— BEGIN Entries supplied —
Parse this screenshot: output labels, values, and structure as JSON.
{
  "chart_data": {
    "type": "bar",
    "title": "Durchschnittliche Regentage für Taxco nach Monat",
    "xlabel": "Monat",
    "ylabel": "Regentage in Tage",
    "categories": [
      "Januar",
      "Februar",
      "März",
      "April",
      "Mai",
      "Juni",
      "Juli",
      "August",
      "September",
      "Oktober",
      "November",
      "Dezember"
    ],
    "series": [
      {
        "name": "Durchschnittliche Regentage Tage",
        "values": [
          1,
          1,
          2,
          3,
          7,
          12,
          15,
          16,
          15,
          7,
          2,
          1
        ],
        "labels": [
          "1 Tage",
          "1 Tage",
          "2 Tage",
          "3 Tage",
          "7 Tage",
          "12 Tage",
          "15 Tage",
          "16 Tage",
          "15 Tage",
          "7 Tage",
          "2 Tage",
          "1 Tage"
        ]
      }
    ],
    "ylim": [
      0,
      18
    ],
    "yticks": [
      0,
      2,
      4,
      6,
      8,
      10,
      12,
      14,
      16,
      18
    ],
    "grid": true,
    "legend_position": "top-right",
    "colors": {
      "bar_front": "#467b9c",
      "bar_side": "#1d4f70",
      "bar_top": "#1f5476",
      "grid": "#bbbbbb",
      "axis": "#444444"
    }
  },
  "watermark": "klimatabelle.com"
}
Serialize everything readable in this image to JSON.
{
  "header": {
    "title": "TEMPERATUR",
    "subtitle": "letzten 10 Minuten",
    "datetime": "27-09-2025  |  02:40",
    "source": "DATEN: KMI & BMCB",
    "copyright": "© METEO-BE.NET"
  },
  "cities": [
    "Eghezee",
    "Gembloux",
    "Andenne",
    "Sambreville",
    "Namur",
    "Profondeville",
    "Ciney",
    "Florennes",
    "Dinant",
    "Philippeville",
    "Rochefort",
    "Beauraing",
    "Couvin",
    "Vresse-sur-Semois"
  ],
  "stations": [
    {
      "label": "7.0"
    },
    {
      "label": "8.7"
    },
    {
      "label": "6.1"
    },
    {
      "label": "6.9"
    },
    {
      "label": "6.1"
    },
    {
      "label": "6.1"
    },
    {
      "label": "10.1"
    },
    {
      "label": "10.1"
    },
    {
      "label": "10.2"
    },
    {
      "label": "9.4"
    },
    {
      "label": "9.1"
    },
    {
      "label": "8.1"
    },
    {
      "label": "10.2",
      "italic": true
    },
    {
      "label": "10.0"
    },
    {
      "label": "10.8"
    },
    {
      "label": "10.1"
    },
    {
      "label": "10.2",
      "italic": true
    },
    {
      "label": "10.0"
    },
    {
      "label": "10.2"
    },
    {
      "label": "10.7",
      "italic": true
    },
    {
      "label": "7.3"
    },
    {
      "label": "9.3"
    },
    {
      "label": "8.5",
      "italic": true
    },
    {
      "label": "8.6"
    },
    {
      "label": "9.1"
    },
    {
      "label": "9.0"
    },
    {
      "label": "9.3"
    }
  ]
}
— END Entries supplied —
Collect every line from the records above that contains the word "Regentage".

**Result of this exercise**:
    "title": "Durchschnittliche Regentage für Taxco nach Monat",
    "ylabel": "Regentage in Tage",
        "name": "Durchschnittliche Regentage Tage",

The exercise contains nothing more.